## START Material for this task

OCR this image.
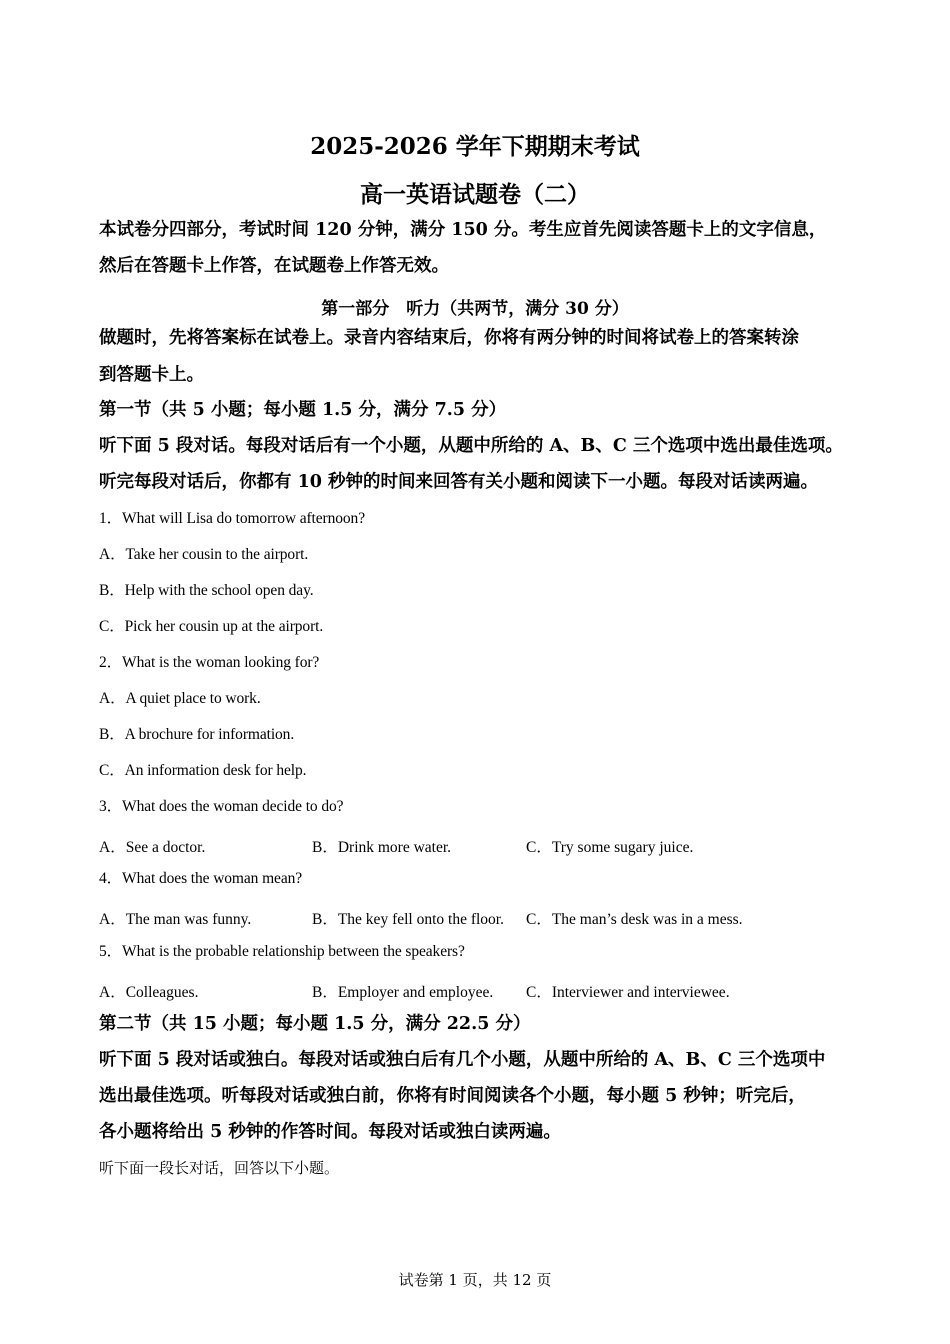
2025-2026 学年下期期末考试
高一英语试题卷（二）
本试卷分四部分，考试时间 120 分钟，满分 150 分。考生应首先阅读答题卡上的文字信息，
然后在答题卡上作答，在试题卷上作答无效。
第一部分　听力（共两节，满分 30 分）
做题时，先将答案标在试卷上。录音内容结束后，你将有两分钟的时间将试卷上的答案转涂
到答题卡上。
第一节（共 5 小题；每小题 1.5 分，满分 7.5 分）
听下面 5 段对话。每段对话后有一个小题，从题中所给的 A、B、C 三个选项中选出最佳选项。
听完每段对话后，你都有 10 秒钟的时间来回答有关小题和阅读下一小题。每段对话读两遍。
1．What will Lisa do tomorrow afternoon?
A．Take her cousin to the airport.
B．Help with the school open day.
C．Pick her cousin up at the airport.
2．What is the woman looking for?
A．A quiet place to work.
B．A brochure for information.
C．An information desk for help.
3．What does the woman decide to do?
A．See a doctor.	B．Drink more water.	C．Try some sugary juice.
4．What does the woman mean?
A．The man was funny.	B．The key fell onto the floor. C．The man’s desk was in a mess.
5．What is the probable relationship between the speakers?
A．Colleagues.	B．Employer and employee. C．Interviewer and interviewee.
第二节（共 15 小题；每小题 1.5 分，满分 22.5 分）
听下面 5 段对话或独白。每段对话或独白后有几个小题，从题中所给的 A、B、C 三个选项中
选出最佳选项。听每段对话或独白前，你将有时间阅读各个小题，每小题 5 秒钟；听完后，
各小题将给出 5 秒钟的作答时间。每段对话或独白读两遍。
听下面一段长对话，回答以下小题。
试卷第 1 页，共 12 页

## END Material for this task

Your objective
Set down every record once more, word for word, without pictures.

Response
OCR this image.
2025-2026 学年下期期末考试
高一英语试题卷（二）
本试卷分四部分，考试时间 120 分钟，满分 150 分。考生应首先阅读答题卡上的文字信息，
然后在答题卡上作答，在试题卷上作答无效。
第一部分　听力（共两节，满分 30 分）
做题时，先将答案标在试卷上。录音内容结束后，你将有两分钟的时间将试卷上的答案转涂
到答题卡上。
第一节（共 5 小题；每小题 1.5 分，满分 7.5 分）
听下面 5 段对话。每段对话后有一个小题，从题中所给的 A、B、C 三个选项中选出最佳选项。
听完每段对话后，你都有 10 秒钟的时间来回答有关小题和阅读下一小题。每段对话读两遍。
1．What will Lisa do tomorrow afternoon?
A．Take her cousin to the airport.
B．Help with the school open day.
C．Pick her cousin up at the airport.
2．What is the woman looking for?
A．A quiet place to work.
B．A brochure for information.
C．An information desk for help.
3．What does the woman decide to do?
A．See a doctor.	B．Drink more water.	C．Try some sugary juice.
4．What does the woman mean?
A．The man was funny.	B．The key fell onto the floor. C．The man’s desk was in a mess.
5．What is the probable relationship between the speakers?
A．Colleagues.	B．Employer and employee. C．Interviewer and interviewee.
第二节（共 15 小题；每小题 1.5 分，满分 22.5 分）
听下面 5 段对话或独白。每段对话或独白后有几个小题，从题中所给的 A、B、C 三个选项中
选出最佳选项。听每段对话或独白前，你将有时间阅读各个小题，每小题 5 秒钟；听完后，
各小题将给出 5 秒钟的作答时间。每段对话或独白读两遍。
听下面一段长对话，回答以下小题。
试卷第 1 页，共 12 页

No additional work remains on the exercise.